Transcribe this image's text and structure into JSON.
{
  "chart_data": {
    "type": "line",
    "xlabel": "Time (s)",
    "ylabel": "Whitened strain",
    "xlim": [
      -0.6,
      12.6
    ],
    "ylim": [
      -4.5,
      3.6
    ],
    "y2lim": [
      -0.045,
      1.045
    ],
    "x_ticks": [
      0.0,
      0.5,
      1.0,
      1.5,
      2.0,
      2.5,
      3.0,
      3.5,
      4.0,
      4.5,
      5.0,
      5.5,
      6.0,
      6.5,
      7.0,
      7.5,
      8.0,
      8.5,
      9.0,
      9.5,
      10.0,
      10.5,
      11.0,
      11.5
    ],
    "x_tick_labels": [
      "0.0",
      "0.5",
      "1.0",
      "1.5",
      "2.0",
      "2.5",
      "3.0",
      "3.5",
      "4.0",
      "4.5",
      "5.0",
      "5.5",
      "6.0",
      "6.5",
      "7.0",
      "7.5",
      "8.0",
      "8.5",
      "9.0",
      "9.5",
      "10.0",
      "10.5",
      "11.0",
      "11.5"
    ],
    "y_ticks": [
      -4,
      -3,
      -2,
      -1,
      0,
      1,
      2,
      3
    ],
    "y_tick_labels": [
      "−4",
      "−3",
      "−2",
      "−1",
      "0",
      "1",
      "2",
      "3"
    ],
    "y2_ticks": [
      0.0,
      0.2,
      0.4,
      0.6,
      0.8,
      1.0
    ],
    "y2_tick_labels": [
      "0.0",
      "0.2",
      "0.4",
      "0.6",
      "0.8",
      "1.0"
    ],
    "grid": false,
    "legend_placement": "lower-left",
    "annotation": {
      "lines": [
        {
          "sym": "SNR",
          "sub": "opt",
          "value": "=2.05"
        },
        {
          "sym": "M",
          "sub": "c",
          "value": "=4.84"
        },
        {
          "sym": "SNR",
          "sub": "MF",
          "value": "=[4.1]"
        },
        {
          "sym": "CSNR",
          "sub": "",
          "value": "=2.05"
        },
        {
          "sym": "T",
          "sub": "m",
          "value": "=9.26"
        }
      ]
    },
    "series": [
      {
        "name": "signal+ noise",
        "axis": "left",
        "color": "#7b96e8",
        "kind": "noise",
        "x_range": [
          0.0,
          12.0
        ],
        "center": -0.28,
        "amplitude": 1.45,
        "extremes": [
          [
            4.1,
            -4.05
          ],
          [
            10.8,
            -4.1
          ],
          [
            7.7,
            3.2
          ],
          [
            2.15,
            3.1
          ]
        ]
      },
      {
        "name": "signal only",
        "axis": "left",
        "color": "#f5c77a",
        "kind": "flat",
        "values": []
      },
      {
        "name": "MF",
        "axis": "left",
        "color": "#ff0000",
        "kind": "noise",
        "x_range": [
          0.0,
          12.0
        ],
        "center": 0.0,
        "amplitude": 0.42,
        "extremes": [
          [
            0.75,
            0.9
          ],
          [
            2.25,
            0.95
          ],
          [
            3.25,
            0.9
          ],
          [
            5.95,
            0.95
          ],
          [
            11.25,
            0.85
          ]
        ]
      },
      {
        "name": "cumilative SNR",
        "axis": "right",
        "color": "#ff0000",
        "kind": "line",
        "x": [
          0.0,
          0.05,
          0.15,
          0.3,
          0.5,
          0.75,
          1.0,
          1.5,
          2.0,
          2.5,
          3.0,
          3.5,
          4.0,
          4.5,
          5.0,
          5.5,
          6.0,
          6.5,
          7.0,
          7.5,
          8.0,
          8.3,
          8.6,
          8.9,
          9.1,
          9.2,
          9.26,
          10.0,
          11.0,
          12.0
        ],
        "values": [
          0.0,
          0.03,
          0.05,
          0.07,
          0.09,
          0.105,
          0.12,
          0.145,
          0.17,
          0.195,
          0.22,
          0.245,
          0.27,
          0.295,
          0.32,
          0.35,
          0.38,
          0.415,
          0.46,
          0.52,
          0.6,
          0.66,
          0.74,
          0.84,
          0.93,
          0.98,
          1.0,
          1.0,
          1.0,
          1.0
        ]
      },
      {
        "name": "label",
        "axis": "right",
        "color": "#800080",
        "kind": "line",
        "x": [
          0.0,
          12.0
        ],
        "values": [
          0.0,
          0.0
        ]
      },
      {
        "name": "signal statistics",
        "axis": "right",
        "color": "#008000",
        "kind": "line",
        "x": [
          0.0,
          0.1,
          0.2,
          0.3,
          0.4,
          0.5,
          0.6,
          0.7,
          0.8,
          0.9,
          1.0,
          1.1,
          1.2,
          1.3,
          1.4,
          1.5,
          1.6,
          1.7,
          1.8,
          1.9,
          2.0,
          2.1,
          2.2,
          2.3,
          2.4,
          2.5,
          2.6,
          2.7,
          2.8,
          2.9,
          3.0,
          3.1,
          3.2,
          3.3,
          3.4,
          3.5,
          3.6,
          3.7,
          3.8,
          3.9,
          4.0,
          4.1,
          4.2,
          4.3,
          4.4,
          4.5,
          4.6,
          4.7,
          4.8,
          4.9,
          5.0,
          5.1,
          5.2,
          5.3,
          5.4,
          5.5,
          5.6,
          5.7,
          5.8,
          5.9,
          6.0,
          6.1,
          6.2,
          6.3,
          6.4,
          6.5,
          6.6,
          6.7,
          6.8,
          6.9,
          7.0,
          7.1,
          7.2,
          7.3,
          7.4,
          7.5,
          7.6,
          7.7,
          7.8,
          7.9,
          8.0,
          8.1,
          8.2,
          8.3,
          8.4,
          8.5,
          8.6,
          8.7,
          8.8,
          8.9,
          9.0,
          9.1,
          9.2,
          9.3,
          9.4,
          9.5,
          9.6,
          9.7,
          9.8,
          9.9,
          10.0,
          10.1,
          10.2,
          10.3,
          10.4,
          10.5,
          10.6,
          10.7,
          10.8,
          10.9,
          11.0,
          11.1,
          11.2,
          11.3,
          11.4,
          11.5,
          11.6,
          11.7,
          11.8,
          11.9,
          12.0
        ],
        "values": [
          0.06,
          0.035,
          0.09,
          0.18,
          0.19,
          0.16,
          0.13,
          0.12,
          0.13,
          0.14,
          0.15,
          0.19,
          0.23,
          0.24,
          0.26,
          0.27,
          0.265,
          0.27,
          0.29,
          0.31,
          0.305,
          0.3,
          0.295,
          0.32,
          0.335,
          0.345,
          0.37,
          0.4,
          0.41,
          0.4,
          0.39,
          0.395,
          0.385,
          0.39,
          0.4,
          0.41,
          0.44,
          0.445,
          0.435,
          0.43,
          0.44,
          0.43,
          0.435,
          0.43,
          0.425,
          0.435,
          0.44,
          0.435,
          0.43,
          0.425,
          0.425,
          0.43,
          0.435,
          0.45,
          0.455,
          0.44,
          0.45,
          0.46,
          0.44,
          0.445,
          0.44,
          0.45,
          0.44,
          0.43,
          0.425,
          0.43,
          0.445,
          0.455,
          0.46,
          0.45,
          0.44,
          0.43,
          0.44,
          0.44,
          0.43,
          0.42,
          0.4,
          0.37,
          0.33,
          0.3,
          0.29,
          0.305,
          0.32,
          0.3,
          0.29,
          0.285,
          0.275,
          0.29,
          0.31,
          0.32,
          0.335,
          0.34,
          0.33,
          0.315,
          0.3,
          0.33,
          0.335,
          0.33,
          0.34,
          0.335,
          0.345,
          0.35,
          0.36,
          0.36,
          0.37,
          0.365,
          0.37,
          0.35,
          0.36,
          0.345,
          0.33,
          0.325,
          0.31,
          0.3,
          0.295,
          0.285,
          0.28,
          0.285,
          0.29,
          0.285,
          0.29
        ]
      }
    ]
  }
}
═══
Transcribe all of the material exactly. Omit nothing.

Transcribe this image's text and structure into JSON.
{
  "chart_data": {
    "type": "line",
    "xlabel": "Time (s)",
    "ylabel": "Whitened strain",
    "xlim": [
      -0.6,
      12.6
    ],
    "ylim": [
      -4.5,
      3.6
    ],
    "y2lim": [
      -0.045,
      1.045
    ],
    "x_ticks": [
      0.0,
      0.5,
      1.0,
      1.5,
      2.0,
      2.5,
      3.0,
      3.5,
      4.0,
      4.5,
      5.0,
      5.5,
      6.0,
      6.5,
      7.0,
      7.5,
      8.0,
      8.5,
      9.0,
      9.5,
      10.0,
      10.5,
      11.0,
      11.5
    ],
    "x_tick_labels": [
      "0.0",
      "0.5",
      "1.0",
      "1.5",
      "2.0",
      "2.5",
      "3.0",
      "3.5",
      "4.0",
      "4.5",
      "5.0",
      "5.5",
      "6.0",
      "6.5",
      "7.0",
      "7.5",
      "8.0",
      "8.5",
      "9.0",
      "9.5",
      "10.0",
      "10.5",
      "11.0",
      "11.5"
    ],
    "y_ticks": [
      -4,
      -3,
      -2,
      -1,
      0,
      1,
      2,
      3
    ],
    "y_tick_labels": [
      "−4",
      "−3",
      "−2",
      "−1",
      "0",
      "1",
      "2",
      "3"
    ],
    "y2_ticks": [
      0.0,
      0.2,
      0.4,
      0.6,
      0.8,
      1.0
    ],
    "y2_tick_labels": [
      "0.0",
      "0.2",
      "0.4",
      "0.6",
      "0.8",
      "1.0"
    ],
    "grid": false,
    "legend_placement": "lower-left",
    "annotation": {
      "lines": [
        {
          "sym": "SNR",
          "sub": "opt",
          "value": "=2.05"
        },
        {
          "sym": "M",
          "sub": "c",
          "value": "=4.84"
        },
        {
          "sym": "SNR",
          "sub": "MF",
          "value": "=[4.1]"
        },
        {
          "sym": "CSNR",
          "sub": "",
          "value": "=2.05"
        },
        {
          "sym": "T",
          "sub": "m",
          "value": "=9.26"
        }
      ]
    },
    "series": [
      {
        "name": "signal+ noise",
        "axis": "left",
        "color": "#7b96e8",
        "kind": "noise",
        "x_range": [
          0.0,
          12.0
        ],
        "center": -0.28,
        "amplitude": 1.45,
        "extremes": [
          [
            4.1,
            -4.05
          ],
          [
            10.8,
            -4.1
          ],
          [
            7.7,
            3.2
          ],
          [
            2.15,
            3.1
          ]
        ]
      },
      {
        "name": "signal only",
        "axis": "left",
        "color": "#f5c77a",
        "kind": "flat",
        "values": []
      },
      {
        "name": "MF",
        "axis": "left",
        "color": "#ff0000",
        "kind": "noise",
        "x_range": [
          0.0,
          12.0
        ],
        "center": 0.0,
        "amplitude": 0.42,
        "extremes": [
          [
            0.75,
            0.9
          ],
          [
            2.25,
            0.95
          ],
          [
            3.25,
            0.9
          ],
          [
            5.95,
            0.95
          ],
          [
            11.25,
            0.85
          ]
        ]
      },
      {
        "name": "cumilative SNR",
        "axis": "right",
        "color": "#ff0000",
        "kind": "line",
        "x": [
          0.0,
          0.05,
          0.15,
          0.3,
          0.5,
          0.75,
          1.0,
          1.5,
          2.0,
          2.5,
          3.0,
          3.5,
          4.0,
          4.5,
          5.0,
          5.5,
          6.0,
          6.5,
          7.0,
          7.5,
          8.0,
          8.3,
          8.6,
          8.9,
          9.1,
          9.2,
          9.26,
          10.0,
          11.0,
          12.0
        ],
        "values": [
          0.0,
          0.03,
          0.05,
          0.07,
          0.09,
          0.105,
          0.12,
          0.145,
          0.17,
          0.195,
          0.22,
          0.245,
          0.27,
          0.295,
          0.32,
          0.35,
          0.38,
          0.415,
          0.46,
          0.52,
          0.6,
          0.66,
          0.74,
          0.84,
          0.93,
          0.98,
          1.0,
          1.0,
          1.0,
          1.0
        ]
      },
      {
        "name": "label",
        "axis": "right",
        "color": "#800080",
        "kind": "line",
        "x": [
          0.0,
          12.0
        ],
        "values": [
          0.0,
          0.0
        ]
      },
      {
        "name": "signal statistics",
        "axis": "right",
        "color": "#008000",
        "kind": "line",
        "x": [
          0.0,
          0.1,
          0.2,
          0.3,
          0.4,
          0.5,
          0.6,
          0.7,
          0.8,
          0.9,
          1.0,
          1.1,
          1.2,
          1.3,
          1.4,
          1.5,
          1.6,
          1.7,
          1.8,
          1.9,
          2.0,
          2.1,
          2.2,
          2.3,
          2.4,
          2.5,
          2.6,
          2.7,
          2.8,
          2.9,
          3.0,
          3.1,
          3.2,
          3.3,
          3.4,
          3.5,
          3.6,
          3.7,
          3.8,
          3.9,
          4.0,
          4.1,
          4.2,
          4.3,
          4.4,
          4.5,
          4.6,
          4.7,
          4.8,
          4.9,
          5.0,
          5.1,
          5.2,
          5.3,
          5.4,
          5.5,
          5.6,
          5.7,
          5.8,
          5.9,
          6.0,
          6.1,
          6.2,
          6.3,
          6.4,
          6.5,
          6.6,
          6.7,
          6.8,
          6.9,
          7.0,
          7.1,
          7.2,
          7.3,
          7.4,
          7.5,
          7.6,
          7.7,
          7.8,
          7.9,
          8.0,
          8.1,
          8.2,
          8.3,
          8.4,
          8.5,
          8.6,
          8.7,
          8.8,
          8.9,
          9.0,
          9.1,
          9.2,
          9.3,
          9.4,
          9.5,
          9.6,
          9.7,
          9.8,
          9.9,
          10.0,
          10.1,
          10.2,
          10.3,
          10.4,
          10.5,
          10.6,
          10.7,
          10.8,
          10.9,
          11.0,
          11.1,
          11.2,
          11.3,
          11.4,
          11.5,
          11.6,
          11.7,
          11.8,
          11.9,
          12.0
        ],
        "values": [
          0.06,
          0.035,
          0.09,
          0.18,
          0.19,
          0.16,
          0.13,
          0.12,
          0.13,
          0.14,
          0.15,
          0.19,
          0.23,
          0.24,
          0.26,
          0.27,
          0.265,
          0.27,
          0.29,
          0.31,
          0.305,
          0.3,
          0.295,
          0.32,
          0.335,
          0.345,
          0.37,
          0.4,
          0.41,
          0.4,
          0.39,
          0.395,
          0.385,
          0.39,
          0.4,
          0.41,
          0.44,
          0.445,
          0.435,
          0.43,
          0.44,
          0.43,
          0.435,
          0.43,
          0.425,
          0.435,
          0.44,
          0.435,
          0.43,
          0.425,
          0.425,
          0.43,
          0.435,
          0.45,
          0.455,
          0.44,
          0.45,
          0.46,
          0.44,
          0.445,
          0.44,
          0.45,
          0.44,
          0.43,
          0.425,
          0.43,
          0.445,
          0.455,
          0.46,
          0.45,
          0.44,
          0.43,
          0.44,
          0.44,
          0.43,
          0.42,
          0.4,
          0.37,
          0.33,
          0.3,
          0.29,
          0.305,
          0.32,
          0.3,
          0.29,
          0.285,
          0.275,
          0.29,
          0.31,
          0.32,
          0.335,
          0.34,
          0.33,
          0.315,
          0.3,
          0.33,
          0.335,
          0.33,
          0.34,
          0.335,
          0.345,
          0.35,
          0.36,
          0.36,
          0.37,
          0.365,
          0.37,
          0.35,
          0.36,
          0.345,
          0.33,
          0.325,
          0.31,
          0.3,
          0.295,
          0.285,
          0.28,
          0.285,
          0.29,
          0.285,
          0.29
        ]
      }
    ]
  }
}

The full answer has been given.